### DATA ###

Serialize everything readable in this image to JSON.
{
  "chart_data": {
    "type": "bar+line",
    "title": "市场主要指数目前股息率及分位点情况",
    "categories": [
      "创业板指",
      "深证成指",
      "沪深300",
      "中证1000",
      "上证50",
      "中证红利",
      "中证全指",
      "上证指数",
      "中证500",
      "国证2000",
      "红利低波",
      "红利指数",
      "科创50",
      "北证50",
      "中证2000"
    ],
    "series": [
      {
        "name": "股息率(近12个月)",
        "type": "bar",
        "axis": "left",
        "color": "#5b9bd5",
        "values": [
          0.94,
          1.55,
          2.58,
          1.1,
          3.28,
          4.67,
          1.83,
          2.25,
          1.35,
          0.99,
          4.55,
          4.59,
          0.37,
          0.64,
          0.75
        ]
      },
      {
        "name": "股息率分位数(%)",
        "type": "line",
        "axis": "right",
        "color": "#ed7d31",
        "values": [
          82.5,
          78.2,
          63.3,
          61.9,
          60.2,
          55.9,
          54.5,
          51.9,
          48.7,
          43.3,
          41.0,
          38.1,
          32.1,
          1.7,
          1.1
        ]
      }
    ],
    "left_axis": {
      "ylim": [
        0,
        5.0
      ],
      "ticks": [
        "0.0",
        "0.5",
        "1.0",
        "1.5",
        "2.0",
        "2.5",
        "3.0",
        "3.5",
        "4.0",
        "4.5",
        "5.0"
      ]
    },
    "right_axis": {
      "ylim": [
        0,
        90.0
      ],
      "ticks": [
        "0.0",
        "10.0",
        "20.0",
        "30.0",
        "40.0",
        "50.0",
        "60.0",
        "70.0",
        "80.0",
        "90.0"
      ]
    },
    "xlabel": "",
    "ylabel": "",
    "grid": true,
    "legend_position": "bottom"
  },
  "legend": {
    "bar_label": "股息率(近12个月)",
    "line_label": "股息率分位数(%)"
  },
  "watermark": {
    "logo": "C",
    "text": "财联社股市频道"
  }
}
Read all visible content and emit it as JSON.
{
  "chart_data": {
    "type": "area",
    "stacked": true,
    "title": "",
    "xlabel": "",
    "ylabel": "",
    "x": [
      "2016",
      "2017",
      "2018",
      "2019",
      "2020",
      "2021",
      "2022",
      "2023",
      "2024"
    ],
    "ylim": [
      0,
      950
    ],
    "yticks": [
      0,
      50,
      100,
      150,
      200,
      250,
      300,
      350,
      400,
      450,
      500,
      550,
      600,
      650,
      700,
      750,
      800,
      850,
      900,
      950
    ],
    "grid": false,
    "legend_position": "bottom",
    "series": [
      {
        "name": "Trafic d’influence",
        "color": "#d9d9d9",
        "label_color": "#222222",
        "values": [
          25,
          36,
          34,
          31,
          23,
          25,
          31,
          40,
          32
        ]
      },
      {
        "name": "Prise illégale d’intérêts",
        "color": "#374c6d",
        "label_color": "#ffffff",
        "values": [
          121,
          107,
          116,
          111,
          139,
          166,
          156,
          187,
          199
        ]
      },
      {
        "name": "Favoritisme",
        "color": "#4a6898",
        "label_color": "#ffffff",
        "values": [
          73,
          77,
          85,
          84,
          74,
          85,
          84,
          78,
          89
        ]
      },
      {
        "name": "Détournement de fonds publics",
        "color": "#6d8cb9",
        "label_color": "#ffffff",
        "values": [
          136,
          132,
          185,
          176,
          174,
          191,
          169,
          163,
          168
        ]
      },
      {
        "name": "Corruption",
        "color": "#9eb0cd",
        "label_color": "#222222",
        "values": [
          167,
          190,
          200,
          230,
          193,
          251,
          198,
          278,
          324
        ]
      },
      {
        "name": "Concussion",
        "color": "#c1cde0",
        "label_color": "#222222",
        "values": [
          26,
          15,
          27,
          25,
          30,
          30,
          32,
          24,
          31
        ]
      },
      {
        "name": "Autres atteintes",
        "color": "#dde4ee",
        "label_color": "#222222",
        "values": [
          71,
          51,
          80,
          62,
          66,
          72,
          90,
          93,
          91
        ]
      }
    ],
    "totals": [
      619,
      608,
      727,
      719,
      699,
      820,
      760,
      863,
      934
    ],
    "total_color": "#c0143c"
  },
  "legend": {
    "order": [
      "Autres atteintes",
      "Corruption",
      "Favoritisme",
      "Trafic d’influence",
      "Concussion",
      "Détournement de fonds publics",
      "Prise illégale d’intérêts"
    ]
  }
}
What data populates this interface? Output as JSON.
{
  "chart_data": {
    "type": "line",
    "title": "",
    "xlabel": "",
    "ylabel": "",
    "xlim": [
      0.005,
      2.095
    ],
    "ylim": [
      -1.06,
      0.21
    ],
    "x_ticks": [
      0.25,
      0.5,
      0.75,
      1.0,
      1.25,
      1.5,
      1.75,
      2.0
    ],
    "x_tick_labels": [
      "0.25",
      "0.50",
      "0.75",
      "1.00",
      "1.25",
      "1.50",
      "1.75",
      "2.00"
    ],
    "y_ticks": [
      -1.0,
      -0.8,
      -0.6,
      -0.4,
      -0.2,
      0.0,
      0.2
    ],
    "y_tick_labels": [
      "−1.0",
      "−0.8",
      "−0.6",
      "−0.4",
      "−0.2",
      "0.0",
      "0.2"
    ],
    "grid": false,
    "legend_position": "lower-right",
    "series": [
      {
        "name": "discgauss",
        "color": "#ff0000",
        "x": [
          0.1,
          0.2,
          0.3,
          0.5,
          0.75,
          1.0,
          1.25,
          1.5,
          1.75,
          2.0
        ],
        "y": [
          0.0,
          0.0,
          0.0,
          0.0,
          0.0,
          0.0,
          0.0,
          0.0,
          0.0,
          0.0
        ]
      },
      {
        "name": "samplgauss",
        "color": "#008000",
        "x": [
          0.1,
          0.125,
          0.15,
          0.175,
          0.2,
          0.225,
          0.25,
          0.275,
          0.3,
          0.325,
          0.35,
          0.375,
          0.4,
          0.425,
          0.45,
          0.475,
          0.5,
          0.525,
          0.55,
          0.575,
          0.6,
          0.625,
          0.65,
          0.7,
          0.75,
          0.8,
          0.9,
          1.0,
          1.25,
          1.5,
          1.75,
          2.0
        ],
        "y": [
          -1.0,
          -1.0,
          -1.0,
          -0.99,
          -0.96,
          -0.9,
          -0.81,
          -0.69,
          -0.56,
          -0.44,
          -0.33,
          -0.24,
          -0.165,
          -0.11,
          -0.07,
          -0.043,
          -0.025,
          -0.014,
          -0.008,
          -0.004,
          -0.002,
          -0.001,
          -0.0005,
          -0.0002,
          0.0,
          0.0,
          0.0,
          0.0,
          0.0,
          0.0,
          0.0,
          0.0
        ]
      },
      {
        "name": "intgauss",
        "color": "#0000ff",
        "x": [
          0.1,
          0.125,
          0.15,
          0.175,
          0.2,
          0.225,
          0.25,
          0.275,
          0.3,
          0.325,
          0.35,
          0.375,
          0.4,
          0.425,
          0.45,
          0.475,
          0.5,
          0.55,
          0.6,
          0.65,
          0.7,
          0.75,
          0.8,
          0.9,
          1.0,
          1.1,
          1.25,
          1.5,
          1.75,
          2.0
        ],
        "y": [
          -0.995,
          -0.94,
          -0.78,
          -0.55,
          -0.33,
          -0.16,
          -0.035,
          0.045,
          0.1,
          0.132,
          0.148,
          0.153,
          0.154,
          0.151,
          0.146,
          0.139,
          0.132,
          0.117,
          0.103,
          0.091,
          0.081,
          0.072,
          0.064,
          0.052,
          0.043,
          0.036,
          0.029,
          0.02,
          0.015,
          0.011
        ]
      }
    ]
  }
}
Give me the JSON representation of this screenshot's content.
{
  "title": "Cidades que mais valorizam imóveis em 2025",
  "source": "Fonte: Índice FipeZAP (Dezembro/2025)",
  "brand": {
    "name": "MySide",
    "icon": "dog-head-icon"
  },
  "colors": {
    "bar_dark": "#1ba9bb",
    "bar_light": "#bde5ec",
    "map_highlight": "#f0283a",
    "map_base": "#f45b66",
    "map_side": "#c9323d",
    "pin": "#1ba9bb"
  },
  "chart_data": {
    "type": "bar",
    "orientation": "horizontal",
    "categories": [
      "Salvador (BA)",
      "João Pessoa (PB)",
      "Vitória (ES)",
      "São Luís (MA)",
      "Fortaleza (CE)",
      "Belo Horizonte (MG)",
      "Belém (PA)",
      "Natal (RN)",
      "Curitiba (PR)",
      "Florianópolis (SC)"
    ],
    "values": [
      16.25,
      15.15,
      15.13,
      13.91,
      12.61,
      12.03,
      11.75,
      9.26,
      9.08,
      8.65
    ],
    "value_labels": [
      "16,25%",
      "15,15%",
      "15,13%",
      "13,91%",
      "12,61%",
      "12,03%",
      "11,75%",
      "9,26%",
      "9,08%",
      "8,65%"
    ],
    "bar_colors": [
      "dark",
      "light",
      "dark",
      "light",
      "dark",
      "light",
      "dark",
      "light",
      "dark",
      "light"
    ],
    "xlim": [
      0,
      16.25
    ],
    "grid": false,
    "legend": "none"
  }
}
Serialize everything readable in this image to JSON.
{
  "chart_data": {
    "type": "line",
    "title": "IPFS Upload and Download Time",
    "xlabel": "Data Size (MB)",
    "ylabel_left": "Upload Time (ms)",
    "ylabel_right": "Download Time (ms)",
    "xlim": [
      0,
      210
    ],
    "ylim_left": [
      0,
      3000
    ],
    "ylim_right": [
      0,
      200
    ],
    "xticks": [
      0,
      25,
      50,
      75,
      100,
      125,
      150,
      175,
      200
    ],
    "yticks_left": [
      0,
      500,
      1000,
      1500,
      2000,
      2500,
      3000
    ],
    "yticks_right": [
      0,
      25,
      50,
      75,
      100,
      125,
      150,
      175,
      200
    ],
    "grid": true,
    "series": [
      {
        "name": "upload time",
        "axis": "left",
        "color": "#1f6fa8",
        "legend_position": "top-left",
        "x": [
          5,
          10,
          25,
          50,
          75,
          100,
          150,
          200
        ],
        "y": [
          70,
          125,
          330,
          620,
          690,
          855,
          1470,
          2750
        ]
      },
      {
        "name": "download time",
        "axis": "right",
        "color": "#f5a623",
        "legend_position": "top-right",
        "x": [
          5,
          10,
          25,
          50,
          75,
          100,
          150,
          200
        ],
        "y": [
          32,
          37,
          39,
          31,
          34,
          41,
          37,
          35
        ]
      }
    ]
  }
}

###

:: EXERCISE BRIEF ::
Every line above that contains the word "publics" should be reported.

:: REPLY TO THE EXERCISE ::
        "name": "Détournement de fonds publics",
      "Détournement de fonds publics",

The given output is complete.